Extracted entries -
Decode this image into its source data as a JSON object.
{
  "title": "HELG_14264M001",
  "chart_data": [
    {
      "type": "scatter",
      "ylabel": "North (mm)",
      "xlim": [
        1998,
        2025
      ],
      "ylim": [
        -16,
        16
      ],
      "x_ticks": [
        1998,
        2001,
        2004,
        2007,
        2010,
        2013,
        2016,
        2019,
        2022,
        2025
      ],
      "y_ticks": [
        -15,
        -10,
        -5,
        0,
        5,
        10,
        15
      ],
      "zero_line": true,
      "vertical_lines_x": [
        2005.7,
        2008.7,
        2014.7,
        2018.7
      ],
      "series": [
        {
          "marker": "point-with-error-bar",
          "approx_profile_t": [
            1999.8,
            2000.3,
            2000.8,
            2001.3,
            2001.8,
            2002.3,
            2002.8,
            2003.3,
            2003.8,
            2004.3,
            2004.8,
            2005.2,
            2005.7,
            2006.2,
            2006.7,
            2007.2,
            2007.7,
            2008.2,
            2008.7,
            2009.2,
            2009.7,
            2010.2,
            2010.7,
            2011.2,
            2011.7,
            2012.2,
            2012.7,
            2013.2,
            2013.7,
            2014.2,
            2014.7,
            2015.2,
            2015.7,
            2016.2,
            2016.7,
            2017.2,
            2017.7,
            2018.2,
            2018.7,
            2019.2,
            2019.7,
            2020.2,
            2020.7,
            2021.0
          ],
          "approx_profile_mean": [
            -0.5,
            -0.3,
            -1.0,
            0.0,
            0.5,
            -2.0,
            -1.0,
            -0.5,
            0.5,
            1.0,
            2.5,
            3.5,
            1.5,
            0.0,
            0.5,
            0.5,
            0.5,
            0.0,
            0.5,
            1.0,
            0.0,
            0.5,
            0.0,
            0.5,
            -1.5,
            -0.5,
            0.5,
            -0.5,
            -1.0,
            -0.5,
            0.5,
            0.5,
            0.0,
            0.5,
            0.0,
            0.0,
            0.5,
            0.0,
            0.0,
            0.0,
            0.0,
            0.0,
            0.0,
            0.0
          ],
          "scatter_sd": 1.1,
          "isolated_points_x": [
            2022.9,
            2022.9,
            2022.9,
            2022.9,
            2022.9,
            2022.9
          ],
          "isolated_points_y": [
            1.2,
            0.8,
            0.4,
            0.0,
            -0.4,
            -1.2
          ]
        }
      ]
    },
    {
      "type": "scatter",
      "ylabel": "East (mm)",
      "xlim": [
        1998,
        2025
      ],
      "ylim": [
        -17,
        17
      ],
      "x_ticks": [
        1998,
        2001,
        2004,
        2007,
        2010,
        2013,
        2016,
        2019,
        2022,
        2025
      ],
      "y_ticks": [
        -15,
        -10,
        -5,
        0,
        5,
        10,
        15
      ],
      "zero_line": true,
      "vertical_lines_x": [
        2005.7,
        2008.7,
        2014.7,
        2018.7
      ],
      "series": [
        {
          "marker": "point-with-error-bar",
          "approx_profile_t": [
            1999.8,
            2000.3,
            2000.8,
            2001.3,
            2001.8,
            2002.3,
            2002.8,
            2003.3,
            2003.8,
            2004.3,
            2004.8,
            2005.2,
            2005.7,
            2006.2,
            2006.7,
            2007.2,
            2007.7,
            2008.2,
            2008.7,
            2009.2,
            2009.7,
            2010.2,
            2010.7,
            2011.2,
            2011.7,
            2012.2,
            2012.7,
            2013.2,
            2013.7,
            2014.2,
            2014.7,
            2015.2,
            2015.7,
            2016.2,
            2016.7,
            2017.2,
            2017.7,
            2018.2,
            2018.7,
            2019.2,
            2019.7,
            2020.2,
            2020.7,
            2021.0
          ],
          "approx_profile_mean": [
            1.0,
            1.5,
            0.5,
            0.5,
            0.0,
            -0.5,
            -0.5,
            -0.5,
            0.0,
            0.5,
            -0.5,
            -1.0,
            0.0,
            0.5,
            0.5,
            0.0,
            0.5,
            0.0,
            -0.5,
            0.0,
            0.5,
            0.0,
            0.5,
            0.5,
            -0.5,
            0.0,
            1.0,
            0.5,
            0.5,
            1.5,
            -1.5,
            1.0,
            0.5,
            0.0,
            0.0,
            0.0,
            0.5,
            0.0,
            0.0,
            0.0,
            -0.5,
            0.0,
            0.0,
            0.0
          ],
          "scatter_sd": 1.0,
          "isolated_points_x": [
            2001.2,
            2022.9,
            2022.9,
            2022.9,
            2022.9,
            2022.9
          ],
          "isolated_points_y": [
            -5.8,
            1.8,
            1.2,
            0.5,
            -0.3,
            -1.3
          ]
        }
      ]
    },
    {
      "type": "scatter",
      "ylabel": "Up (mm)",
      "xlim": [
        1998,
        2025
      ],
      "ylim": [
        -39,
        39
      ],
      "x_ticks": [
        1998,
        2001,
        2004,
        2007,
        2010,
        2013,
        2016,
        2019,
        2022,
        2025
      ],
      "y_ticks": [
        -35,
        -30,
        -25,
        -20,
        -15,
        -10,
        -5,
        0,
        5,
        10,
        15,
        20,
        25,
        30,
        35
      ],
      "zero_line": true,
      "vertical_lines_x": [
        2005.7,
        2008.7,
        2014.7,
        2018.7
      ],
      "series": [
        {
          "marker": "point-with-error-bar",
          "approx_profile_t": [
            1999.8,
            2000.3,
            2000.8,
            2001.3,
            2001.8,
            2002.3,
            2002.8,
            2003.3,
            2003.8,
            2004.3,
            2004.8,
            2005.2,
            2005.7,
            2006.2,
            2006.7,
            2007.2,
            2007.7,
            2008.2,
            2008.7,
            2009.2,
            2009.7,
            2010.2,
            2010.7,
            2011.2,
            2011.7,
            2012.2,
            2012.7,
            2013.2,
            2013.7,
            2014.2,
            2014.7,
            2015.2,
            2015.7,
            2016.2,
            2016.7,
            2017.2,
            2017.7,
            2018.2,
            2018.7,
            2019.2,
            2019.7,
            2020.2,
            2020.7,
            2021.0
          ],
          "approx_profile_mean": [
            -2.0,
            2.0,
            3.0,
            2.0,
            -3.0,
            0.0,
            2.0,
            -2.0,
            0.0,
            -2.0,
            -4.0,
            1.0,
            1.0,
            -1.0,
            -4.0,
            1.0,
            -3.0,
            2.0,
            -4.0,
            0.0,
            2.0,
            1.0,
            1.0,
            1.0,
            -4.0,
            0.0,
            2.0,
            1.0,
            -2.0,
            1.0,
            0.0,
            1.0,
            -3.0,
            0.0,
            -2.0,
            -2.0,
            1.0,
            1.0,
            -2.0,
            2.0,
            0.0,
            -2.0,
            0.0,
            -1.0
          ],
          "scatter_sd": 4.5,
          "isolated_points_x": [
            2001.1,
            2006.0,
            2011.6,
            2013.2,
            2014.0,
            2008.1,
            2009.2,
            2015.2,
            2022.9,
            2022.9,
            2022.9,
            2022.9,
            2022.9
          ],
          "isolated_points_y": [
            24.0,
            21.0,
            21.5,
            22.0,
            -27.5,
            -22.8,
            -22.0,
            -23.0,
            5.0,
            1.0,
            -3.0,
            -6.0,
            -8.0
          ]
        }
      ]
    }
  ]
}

Task to complete - Go through the listing above and restate it word for word.

Exercise result -
Decode this image into its source data as a JSON object.
{
  "title": "HELG_14264M001",
  "chart_data": [
    {
      "type": "scatter",
      "ylabel": "North (mm)",
      "xlim": [
        1998,
        2025
      ],
      "ylim": [
        -16,
        16
      ],
      "x_ticks": [
        1998,
        2001,
        2004,
        2007,
        2010,
        2013,
        2016,
        2019,
        2022,
        2025
      ],
      "y_ticks": [
        -15,
        -10,
        -5,
        0,
        5,
        10,
        15
      ],
      "zero_line": true,
      "vertical_lines_x": [
        2005.7,
        2008.7,
        2014.7,
        2018.7
      ],
      "series": [
        {
          "marker": "point-with-error-bar",
          "approx_profile_t": [
            1999.8,
            2000.3,
            2000.8,
            2001.3,
            2001.8,
            2002.3,
            2002.8,
            2003.3,
            2003.8,
            2004.3,
            2004.8,
            2005.2,
            2005.7,
            2006.2,
            2006.7,
            2007.2,
            2007.7,
            2008.2,
            2008.7,
            2009.2,
            2009.7,
            2010.2,
            2010.7,
            2011.2,
            2011.7,
            2012.2,
            2012.7,
            2013.2,
            2013.7,
            2014.2,
            2014.7,
            2015.2,
            2015.7,
            2016.2,
            2016.7,
            2017.2,
            2017.7,
            2018.2,
            2018.7,
            2019.2,
            2019.7,
            2020.2,
            2020.7,
            2021.0
          ],
          "approx_profile_mean": [
            -0.5,
            -0.3,
            -1.0,
            0.0,
            0.5,
            -2.0,
            -1.0,
            -0.5,
            0.5,
            1.0,
            2.5,
            3.5,
            1.5,
            0.0,
            0.5,
            0.5,
            0.5,
            0.0,
            0.5,
            1.0,
            0.0,
            0.5,
            0.0,
            0.5,
            -1.5,
            -0.5,
            0.5,
            -0.5,
            -1.0,
            -0.5,
            0.5,
            0.5,
            0.0,
            0.5,
            0.0,
            0.0,
            0.5,
            0.0,
            0.0,
            0.0,
            0.0,
            0.0,
            0.0,
            0.0
          ],
          "scatter_sd": 1.1,
          "isolated_points_x": [
            2022.9,
            2022.9,
            2022.9,
            2022.9,
            2022.9,
            2022.9
          ],
          "isolated_points_y": [
            1.2,
            0.8,
            0.4,
            0.0,
            -0.4,
            -1.2
          ]
        }
      ]
    },
    {
      "type": "scatter",
      "ylabel": "East (mm)",
      "xlim": [
        1998,
        2025
      ],
      "ylim": [
        -17,
        17
      ],
      "x_ticks": [
        1998,
        2001,
        2004,
        2007,
        2010,
        2013,
        2016,
        2019,
        2022,
        2025
      ],
      "y_ticks": [
        -15,
        -10,
        -5,
        0,
        5,
        10,
        15
      ],
      "zero_line": true,
      "vertical_lines_x": [
        2005.7,
        2008.7,
        2014.7,
        2018.7
      ],
      "series": [
        {
          "marker": "point-with-error-bar",
          "approx_profile_t": [
            1999.8,
            2000.3,
            2000.8,
            2001.3,
            2001.8,
            2002.3,
            2002.8,
            2003.3,
            2003.8,
            2004.3,
            2004.8,
            2005.2,
            2005.7,
            2006.2,
            2006.7,
            2007.2,
            2007.7,
            2008.2,
            2008.7,
            2009.2,
            2009.7,
            2010.2,
            2010.7,
            2011.2,
            2011.7,
            2012.2,
            2012.7,
            2013.2,
            2013.7,
            2014.2,
            2014.7,
            2015.2,
            2015.7,
            2016.2,
            2016.7,
            2017.2,
            2017.7,
            2018.2,
            2018.7,
            2019.2,
            2019.7,
            2020.2,
            2020.7,
            2021.0
          ],
          "approx_profile_mean": [
            1.0,
            1.5,
            0.5,
            0.5,
            0.0,
            -0.5,
            -0.5,
            -0.5,
            0.0,
            0.5,
            -0.5,
            -1.0,
            0.0,
            0.5,
            0.5,
            0.0,
            0.5,
            0.0,
            -0.5,
            0.0,
            0.5,
            0.0,
            0.5,
            0.5,
            -0.5,
            0.0,
            1.0,
            0.5,
            0.5,
            1.5,
            -1.5,
            1.0,
            0.5,
            0.0,
            0.0,
            0.0,
            0.5,
            0.0,
            0.0,
            0.0,
            -0.5,
            0.0,
            0.0,
            0.0
          ],
          "scatter_sd": 1.0,
          "isolated_points_x": [
            2001.2,
            2022.9,
            2022.9,
            2022.9,
            2022.9,
            2022.9
          ],
          "isolated_points_y": [
            -5.8,
            1.8,
            1.2,
            0.5,
            -0.3,
            -1.3
          ]
        }
      ]
    },
    {
      "type": "scatter",
      "ylabel": "Up (mm)",
      "xlim": [
        1998,
        2025
      ],
      "ylim": [
        -39,
        39
      ],
      "x_ticks": [
        1998,
        2001,
        2004,
        2007,
        2010,
        2013,
        2016,
        2019,
        2022,
        2025
      ],
      "y_ticks": [
        -35,
        -30,
        -25,
        -20,
        -15,
        -10,
        -5,
        0,
        5,
        10,
        15,
        20,
        25,
        30,
        35
      ],
      "zero_line": true,
      "vertical_lines_x": [
        2005.7,
        2008.7,
        2014.7,
        2018.7
      ],
      "series": [
        {
          "marker": "point-with-error-bar",
          "approx_profile_t": [
            1999.8,
            2000.3,
            2000.8,
            2001.3,
            2001.8,
            2002.3,
            2002.8,
            2003.3,
            2003.8,
            2004.3,
            2004.8,
            2005.2,
            2005.7,
            2006.2,
            2006.7,
            2007.2,
            2007.7,
            2008.2,
            2008.7,
            2009.2,
            2009.7,
            2010.2,
            2010.7,
            2011.2,
            2011.7,
            2012.2,
            2012.7,
            2013.2,
            2013.7,
            2014.2,
            2014.7,
            2015.2,
            2015.7,
            2016.2,
            2016.7,
            2017.2,
            2017.7,
            2018.2,
            2018.7,
            2019.2,
            2019.7,
            2020.2,
            2020.7,
            2021.0
          ],
          "approx_profile_mean": [
            -2.0,
            2.0,
            3.0,
            2.0,
            -3.0,
            0.0,
            2.0,
            -2.0,
            0.0,
            -2.0,
            -4.0,
            1.0,
            1.0,
            -1.0,
            -4.0,
            1.0,
            -3.0,
            2.0,
            -4.0,
            0.0,
            2.0,
            1.0,
            1.0,
            1.0,
            -4.0,
            0.0,
            2.0,
            1.0,
            -2.0,
            1.0,
            0.0,
            1.0,
            -3.0,
            0.0,
            -2.0,
            -2.0,
            1.0,
            1.0,
            -2.0,
            2.0,
            0.0,
            -2.0,
            0.0,
            -1.0
          ],
          "scatter_sd": 4.5,
          "isolated_points_x": [
            2001.1,
            2006.0,
            2011.6,
            2013.2,
            2014.0,
            2008.1,
            2009.2,
            2015.2,
            2022.9,
            2022.9,
            2022.9,
            2022.9,
            2022.9
          ],
          "isolated_points_y": [
            24.0,
            21.0,
            21.5,
            22.0,
            -27.5,
            -22.8,
            -22.0,
            -23.0,
            5.0,
            1.0,
            -3.0,
            -6.0,
            -8.0
          ]
        }
      ]
    }
  ]
}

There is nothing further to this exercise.